In the entries that follow, how many lines hold the string "content"? Give only that number.

Data records
========================================

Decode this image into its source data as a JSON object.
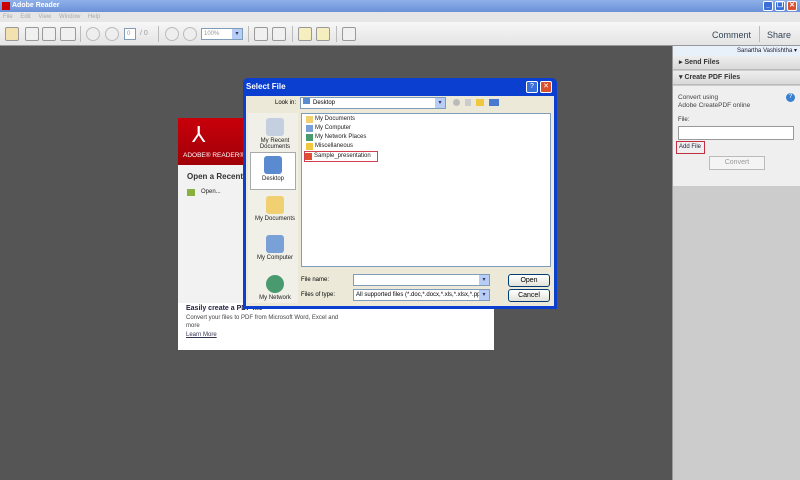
{
  "app": {
    "title": "Adobe Reader"
  },
  "menu": [
    "File",
    "Edit",
    "View",
    "Window",
    "Help"
  ],
  "toolbar": {
    "page_current": "0",
    "page_total": "/ 0",
    "zoom": "100%",
    "comment": "Comment",
    "share": "Share"
  },
  "right_panel": {
    "user": "Sanartha Vashishtha",
    "send_files": "Send Files",
    "create_pdf": "Create PDF Files",
    "convert_line1": "Convert using",
    "convert_line2": "Adobe CreatePDF online",
    "file_label": "File:",
    "add_file": "Add File",
    "convert": "Convert"
  },
  "welcome": {
    "brand": "ADOBE® READER®",
    "open_recent": "Open a Recent File",
    "open": "Open...",
    "easily_title": "Easily create a PDF file",
    "easily_text": "Convert your files to PDF from Microsoft Word, Excel and more",
    "learn_more": "Learn More"
  },
  "dialog": {
    "title": "Select File",
    "look_in_label": "Look in:",
    "look_in": "Desktop",
    "places": [
      "My Recent Documents",
      "Desktop",
      "My Documents",
      "My Computer",
      "My Network"
    ],
    "files": [
      "My Documents",
      "My Computer",
      "My Network Places",
      "Miscellaneous",
      "Sample_presentation"
    ],
    "file_name_label": "File name:",
    "file_name": "",
    "file_type_label": "Files of type:",
    "file_type": "All supported files (*.doc,*.docx,*.xls,*.xlsx,*.ppt",
    "open": "Open",
    "cancel": "Cancel"
  },
  "colors": {
    "accent": "#0a3fd0",
    "adobe_red": "#c8000a",
    "highlight": "#d04050"
  }
}
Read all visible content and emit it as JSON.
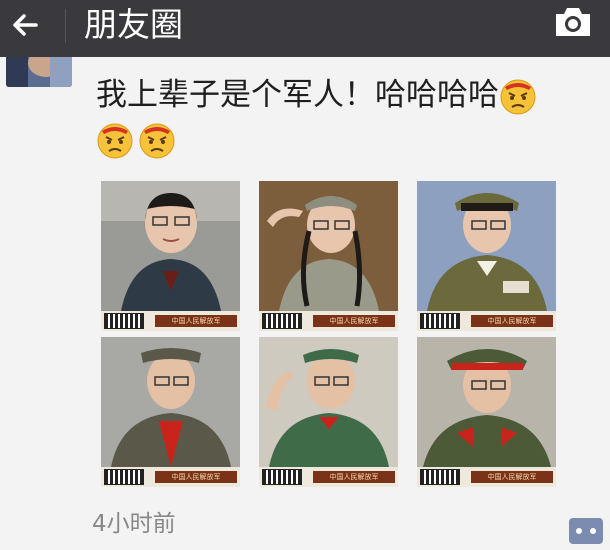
{
  "header": {
    "title": "朋友圈",
    "back_icon": "arrow-left-icon",
    "camera_icon": "camera-icon"
  },
  "post": {
    "text": "我上辈子是个军人！哈哈哈哈",
    "emojis": [
      "angry-face-emoji",
      "angry-face-emoji",
      "angry-face-emoji"
    ],
    "photo_caption": "中国人民解放军",
    "timestamp": "4小时前",
    "comment_icon": "comment-dots-icon"
  },
  "photos": [
    {
      "caption": "中国人民解放军"
    },
    {
      "caption": "中国人民解放军"
    },
    {
      "caption": "中国人民解放军"
    },
    {
      "caption": "中国人民解放军"
    },
    {
      "caption": "中国人民解放军"
    },
    {
      "caption": "中国人民解放军"
    }
  ]
}
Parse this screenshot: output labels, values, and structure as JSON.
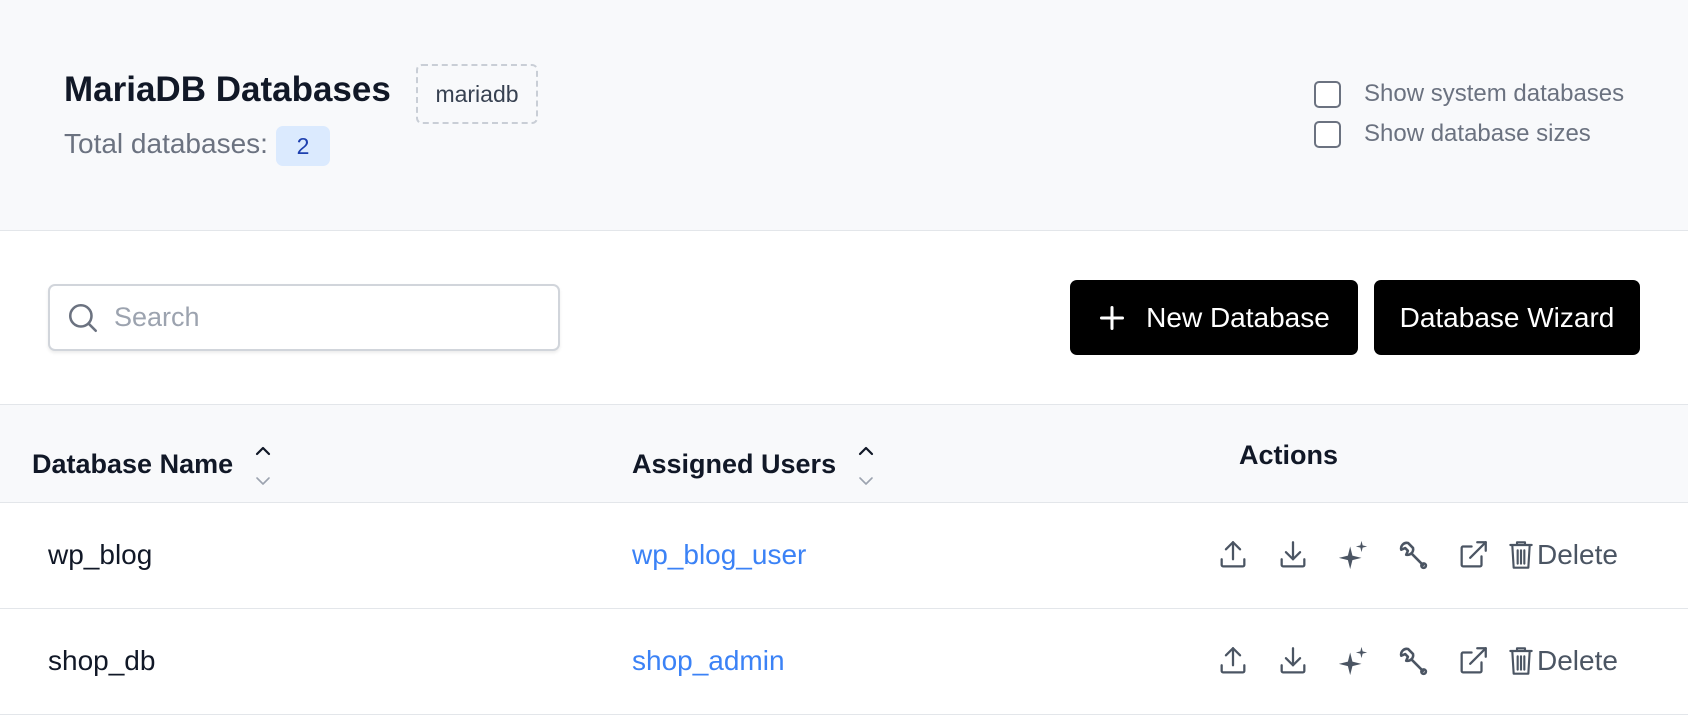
{
  "header": {
    "title": "MariaDB Databases",
    "engine_badge": "mariadb",
    "total_label": "Total databases:",
    "total_count": "2",
    "options": [
      {
        "label": "Show system databases",
        "checked": false
      },
      {
        "label": "Show database sizes",
        "checked": false
      }
    ]
  },
  "toolbar": {
    "search_placeholder": "Search",
    "search_value": "",
    "new_database_label": "New Database",
    "wizard_label": "Database Wizard"
  },
  "table": {
    "columns": [
      "Database Name",
      "Assigned Users",
      "Actions"
    ],
    "rows": [
      {
        "name": "wp_blog",
        "user": "wp_blog_user"
      },
      {
        "name": "shop_db",
        "user": "shop_admin"
      }
    ],
    "delete_label": "Delete"
  },
  "icons": {
    "search": "search-icon",
    "plus": "plus-icon",
    "sort": "sort-icon",
    "upload": "upload-icon",
    "download": "download-icon",
    "sparkles": "sparkles-icon",
    "wrench": "wrench-icon",
    "external_link": "external-link-icon",
    "trash": "trash-icon"
  },
  "colors": {
    "header_bg": "#f8f9fb",
    "badge_bg": "#dbeafe",
    "badge_text": "#1e40af",
    "link": "#3b82f6",
    "button_bg": "#000000",
    "button_text": "#ffffff",
    "icon": "#4b5563"
  }
}
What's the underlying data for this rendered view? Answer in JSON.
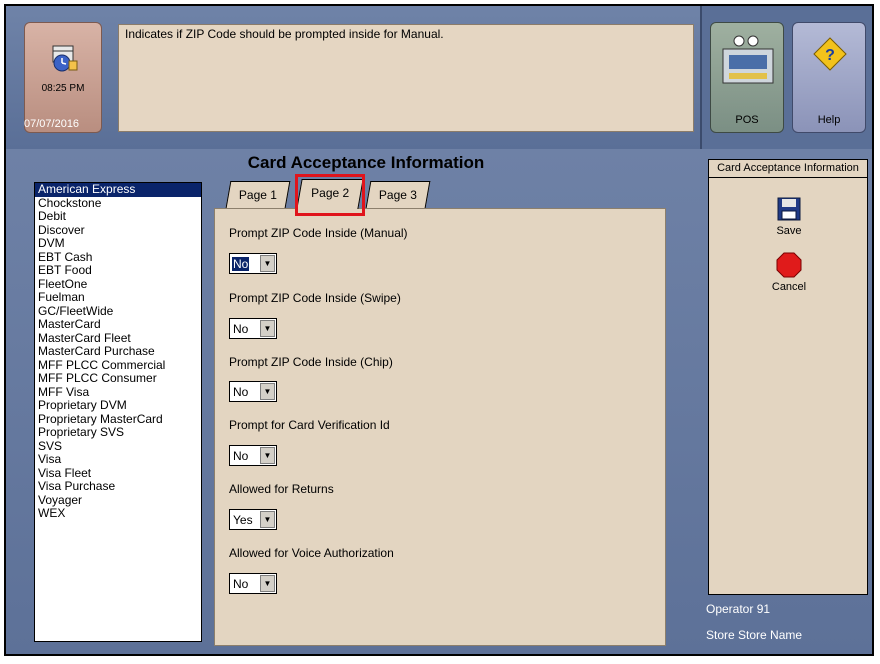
{
  "header": {
    "time": "08:25 PM",
    "date": "07/07/2016",
    "message": "Indicates if ZIP Code should be prompted inside for Manual.",
    "pos_label": "POS",
    "help_label": "Help"
  },
  "title": "Card Acceptance Information",
  "cards": [
    "American Express",
    "Chockstone",
    "Debit",
    "Discover",
    "DVM",
    "EBT Cash",
    "EBT Food",
    "FleetOne",
    "Fuelman",
    "GC/FleetWide",
    "MasterCard",
    "MasterCard Fleet",
    "MasterCard Purchase",
    "MFF PLCC Commercial",
    "MFF PLCC Consumer",
    "MFF Visa",
    "Proprietary DVM",
    "Proprietary MasterCard",
    "Proprietary SVS",
    "SVS",
    "Visa",
    "Visa Fleet",
    "Visa Purchase",
    "Voyager",
    "WEX"
  ],
  "selected_card": "American Express",
  "tabs": [
    "Page 1",
    "Page 2",
    "Page 3"
  ],
  "active_tab": "Page 2",
  "fields": [
    {
      "label": "Prompt ZIP Code Inside (Manual)",
      "value": "No"
    },
    {
      "label": "Prompt ZIP Code Inside (Swipe)",
      "value": "No"
    },
    {
      "label": "Prompt ZIP Code Inside (Chip)",
      "value": "No"
    },
    {
      "label": "Prompt for Card Verification Id",
      "value": "No"
    },
    {
      "label": "Allowed for Returns",
      "value": "Yes"
    },
    {
      "label": "Allowed for Voice Authorization",
      "value": "No"
    }
  ],
  "side_panel": {
    "title": "Card Acceptance Information",
    "save_label": "Save",
    "cancel_label": "Cancel"
  },
  "footer": {
    "operator": "Operator 91",
    "store": "Store Store Name"
  },
  "colors": {
    "highlight": "#e0141c",
    "selection": "#0a246a"
  }
}
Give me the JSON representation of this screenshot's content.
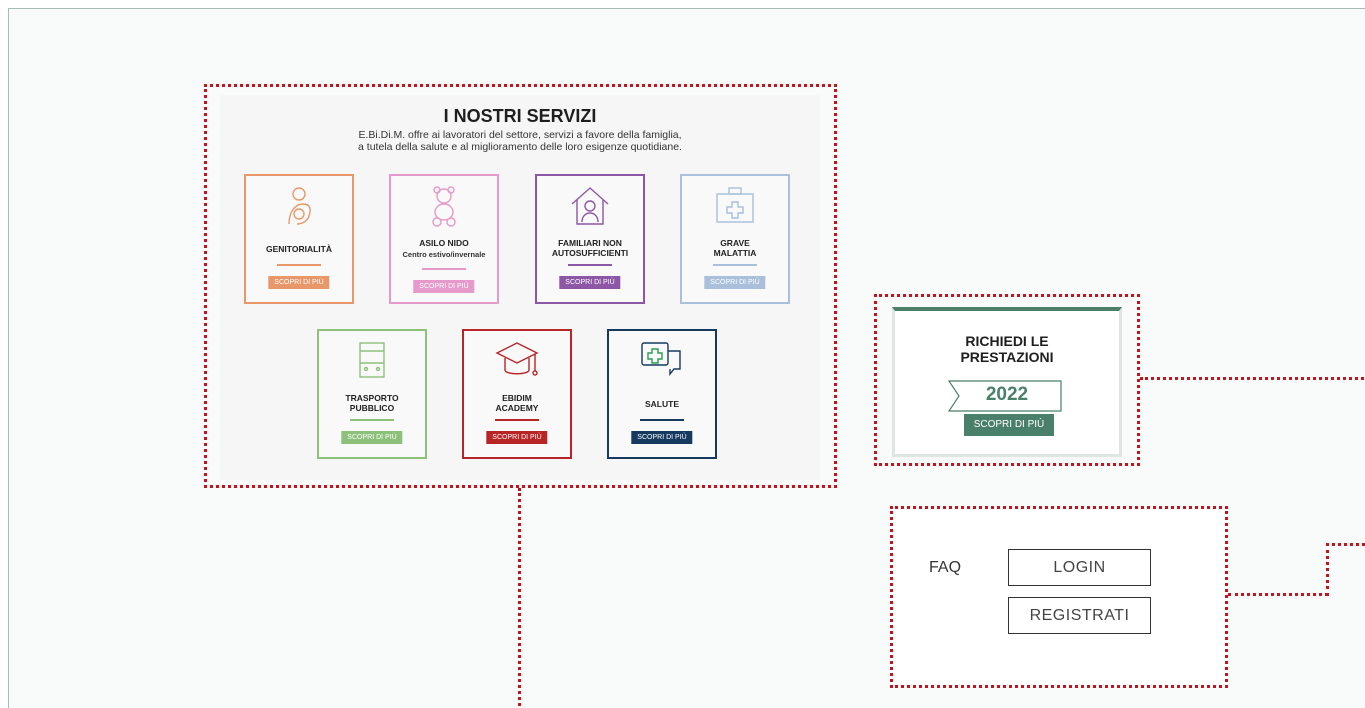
{
  "services": {
    "title": "I NOSTRI SERVIZI",
    "subtitle_line1": "E.Bi.Di.M. offre ai lavoratori del settore, servizi a favore della famiglia,",
    "subtitle_line2": "a tutela della salute e al miglioramento delle loro esigenze quotidiane.",
    "cards": [
      {
        "label": "GENITORIALITÀ",
        "sub": "",
        "button": "SCOPRI DI PIÙ",
        "color": "#e8976a",
        "icon": "mother-child-icon"
      },
      {
        "label": "ASILO NIDO",
        "sub": "Centro estivo/invernale",
        "button": "SCOPRI DI PIÙ",
        "color": "#e59acb",
        "icon": "teddy-bear-icon"
      },
      {
        "label": "FAMILIARI NON AUTOSUFFICIENTI",
        "sub": "",
        "button": "SCOPRI DI PIÙ",
        "color": "#8d57a6",
        "icon": "house-person-icon"
      },
      {
        "label": "GRAVE MALATTIA",
        "sub": "",
        "button": "SCOPRI DI PIÙ",
        "color": "#a9bfdc",
        "icon": "medical-kit-icon"
      },
      {
        "label": "TRASPORTO PUBBLICO",
        "sub": "",
        "button": "SCOPRI DI PIÙ",
        "color": "#8dc17b",
        "icon": "bus-icon"
      },
      {
        "label": "EBIDIM ACADEMY",
        "sub": "",
        "button": "SCOPRI DI PIÙ",
        "color": "#b82527",
        "icon": "graduation-cap-icon"
      },
      {
        "label": "SALUTE",
        "sub": "",
        "button": "SCOPRI DI PIÙ",
        "color": "#163a5f",
        "icon": "health-chat-icon"
      }
    ]
  },
  "richiedi": {
    "title_line1": "RICHIEDI LE",
    "title_line2": "PRESTAZIONI",
    "year": "2022",
    "button": "SCOPRI DI PIÙ",
    "accent": "#4a8069"
  },
  "auth": {
    "faq": "FAQ",
    "login": "LOGIN",
    "register": "REGISTRATI"
  },
  "annotation_color": "#c5131b"
}
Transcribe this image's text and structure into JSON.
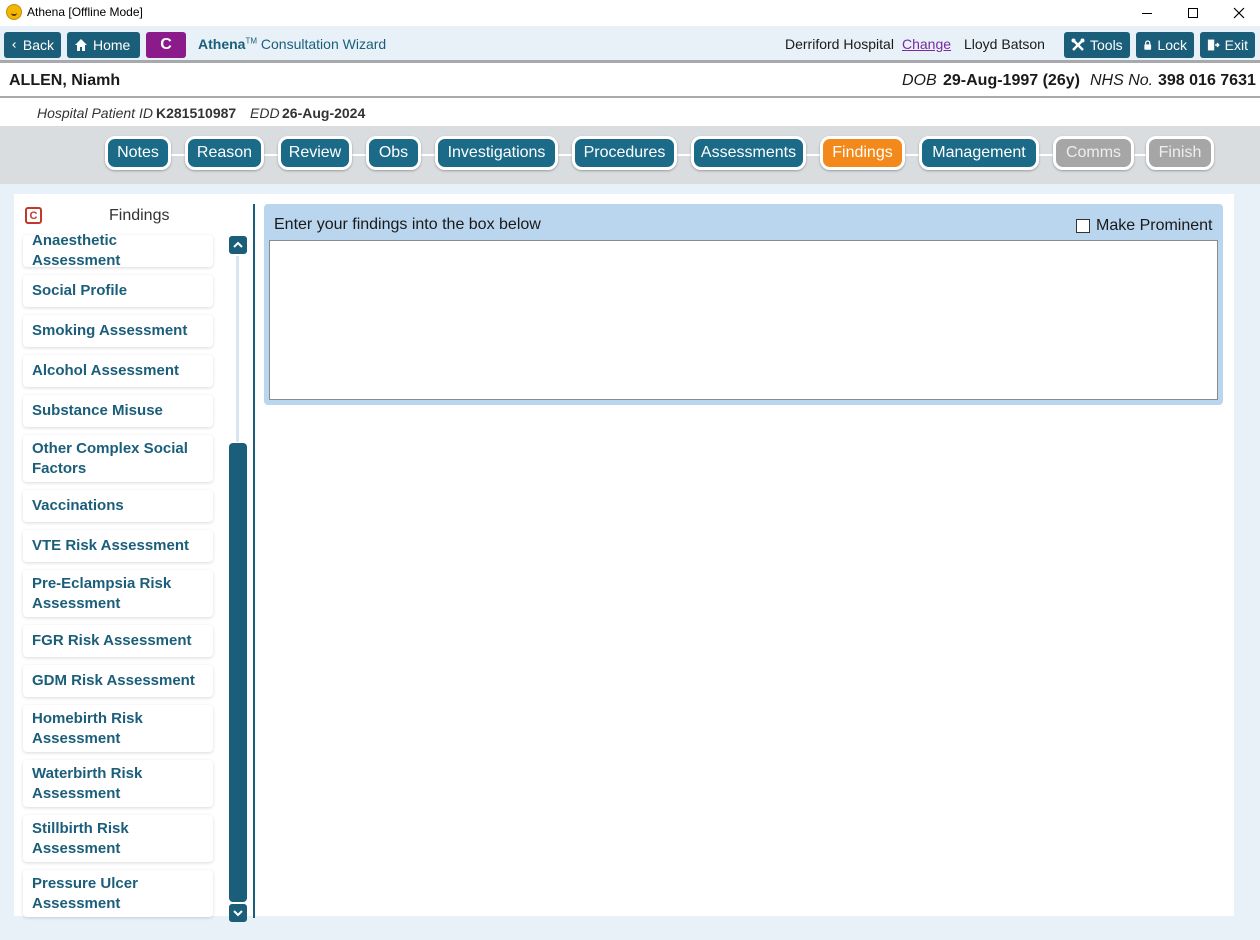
{
  "window": {
    "title": "Athena [Offline Mode]"
  },
  "toolbar": {
    "back_label": "Back",
    "home_label": "Home",
    "c_label": "C",
    "app_brand": "Athena",
    "app_tm": "TM",
    "app_subtitle": "Consultation Wizard",
    "hospital": "Derriford Hospital",
    "change_label": "Change",
    "user": "Lloyd Batson",
    "tools_label": "Tools",
    "lock_label": "Lock",
    "exit_label": "Exit"
  },
  "patient": {
    "name": "ALLEN, Niamh",
    "dob_label": "DOB",
    "dob_value": "29-Aug-1997 (26y)",
    "nhs_label": "NHS No.",
    "nhs_value": "398 016 7631",
    "hospital_id_label": "Hospital Patient ID",
    "hospital_id_value": "K281510987",
    "edd_label": "EDD",
    "edd_value": "26-Aug-2024"
  },
  "steps": [
    {
      "label": "Notes",
      "state": "normal"
    },
    {
      "label": "Reason",
      "state": "normal"
    },
    {
      "label": "Review",
      "state": "normal"
    },
    {
      "label": "Obs",
      "state": "normal"
    },
    {
      "label": "Investigations",
      "state": "normal"
    },
    {
      "label": "Procedures",
      "state": "normal"
    },
    {
      "label": "Assessments",
      "state": "normal"
    },
    {
      "label": "Findings",
      "state": "active"
    },
    {
      "label": "Management",
      "state": "normal"
    },
    {
      "label": "Comms",
      "state": "disabled"
    },
    {
      "label": "Finish",
      "state": "disabled"
    }
  ],
  "sidebar": {
    "title": "Findings",
    "items": [
      "Anaesthetic Assessment",
      "Social Profile",
      "Smoking Assessment",
      "Alcohol Assessment",
      "Substance Misuse",
      "Other Complex Social Factors",
      "Vaccinations",
      "VTE Risk Assessment",
      "Pre-Eclampsia Risk Assessment",
      "FGR Risk Assessment",
      "GDM Risk Assessment",
      "Homebirth Risk Assessment",
      "Waterbirth Risk Assessment",
      "Stillbirth Risk Assessment",
      "Pressure Ulcer Assessment"
    ]
  },
  "findings": {
    "prompt": "Enter your findings into the box below",
    "make_prominent_label": "Make Prominent",
    "make_prominent_checked": false,
    "text_value": ""
  },
  "colors": {
    "primary": "#1b5e7a",
    "active_step": "#f2891a",
    "disabled_step": "#a6a6a6",
    "c_button": "#8b1b8a",
    "link": "#7a2aa0",
    "findings_header": "#b9d6ee"
  }
}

========================================

__FULL OUTPUT__: 2